RAW RECORDS:
━━━
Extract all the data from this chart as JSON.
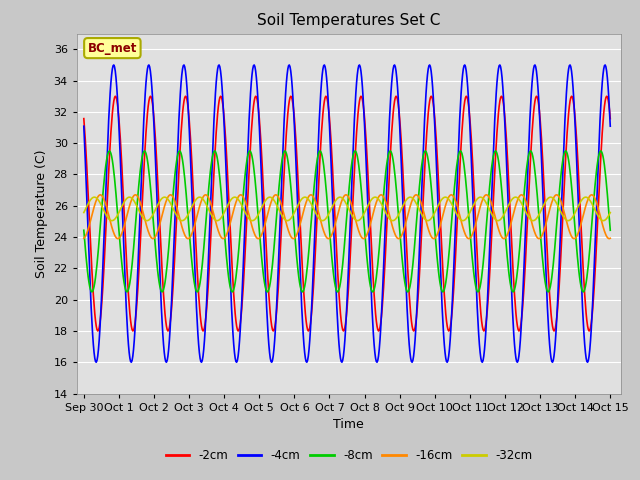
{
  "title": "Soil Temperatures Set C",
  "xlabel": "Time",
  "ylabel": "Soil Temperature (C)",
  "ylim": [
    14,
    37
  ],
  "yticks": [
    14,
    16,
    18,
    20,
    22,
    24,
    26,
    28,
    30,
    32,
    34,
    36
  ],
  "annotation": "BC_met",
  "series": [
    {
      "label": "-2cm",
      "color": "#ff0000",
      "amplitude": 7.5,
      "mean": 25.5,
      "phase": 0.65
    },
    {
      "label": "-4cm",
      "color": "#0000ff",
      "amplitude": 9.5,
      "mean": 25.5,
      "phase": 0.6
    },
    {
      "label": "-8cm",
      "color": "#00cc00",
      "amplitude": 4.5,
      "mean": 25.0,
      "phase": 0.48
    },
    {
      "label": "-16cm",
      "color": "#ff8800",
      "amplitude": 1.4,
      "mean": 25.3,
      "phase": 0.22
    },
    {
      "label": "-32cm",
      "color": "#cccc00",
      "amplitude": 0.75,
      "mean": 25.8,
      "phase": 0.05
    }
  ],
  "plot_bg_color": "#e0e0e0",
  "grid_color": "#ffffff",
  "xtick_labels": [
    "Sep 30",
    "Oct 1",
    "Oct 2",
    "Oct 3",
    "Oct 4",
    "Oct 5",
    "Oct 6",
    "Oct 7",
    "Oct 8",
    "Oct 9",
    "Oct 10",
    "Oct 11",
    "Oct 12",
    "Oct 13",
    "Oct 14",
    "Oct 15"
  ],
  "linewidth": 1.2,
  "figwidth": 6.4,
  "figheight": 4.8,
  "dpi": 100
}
━━━
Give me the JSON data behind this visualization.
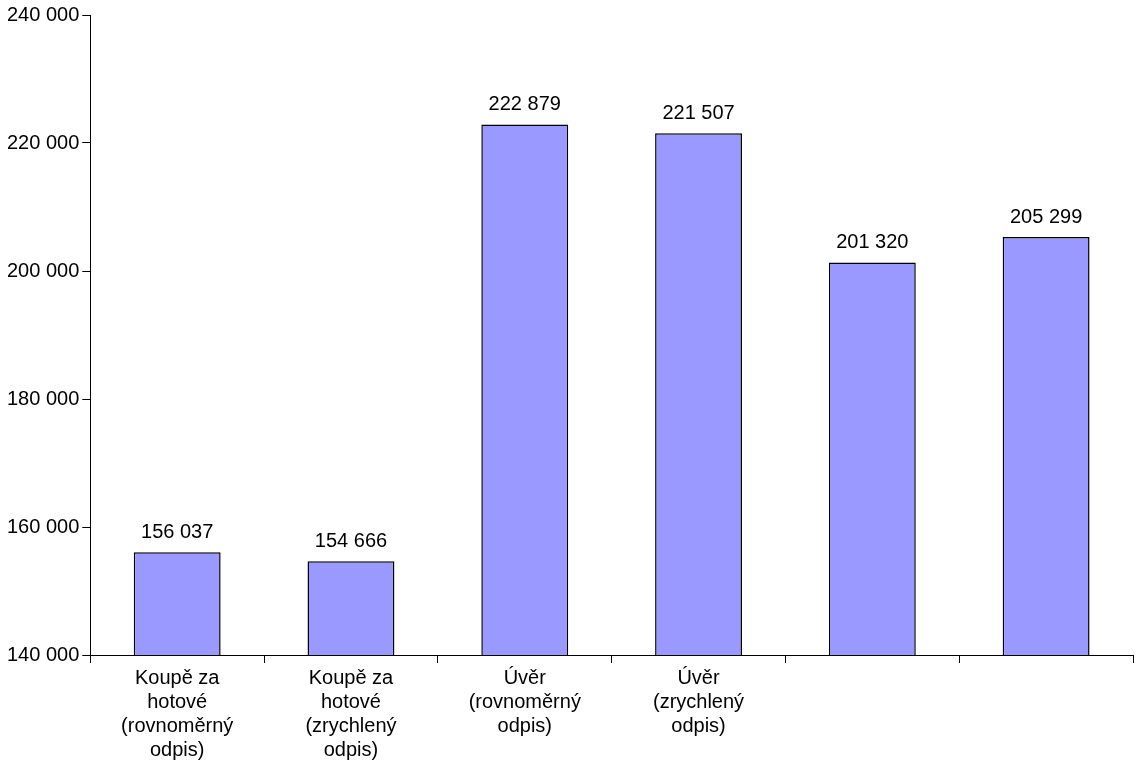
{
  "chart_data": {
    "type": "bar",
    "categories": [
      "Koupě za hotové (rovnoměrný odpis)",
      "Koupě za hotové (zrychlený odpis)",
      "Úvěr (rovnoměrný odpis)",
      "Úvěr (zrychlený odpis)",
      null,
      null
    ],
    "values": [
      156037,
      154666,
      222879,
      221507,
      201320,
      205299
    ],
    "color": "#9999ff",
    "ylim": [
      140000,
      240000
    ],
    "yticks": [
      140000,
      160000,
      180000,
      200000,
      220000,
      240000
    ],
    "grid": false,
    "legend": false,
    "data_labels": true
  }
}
━━━
WHAT YOU NEED TO DO: Pull out every line of the records that includes the string "Soil".

SOLUTION BELOW:
  "title": "Soil Temperatures Set C",
  "ylabel": "Soil Temperature (C)",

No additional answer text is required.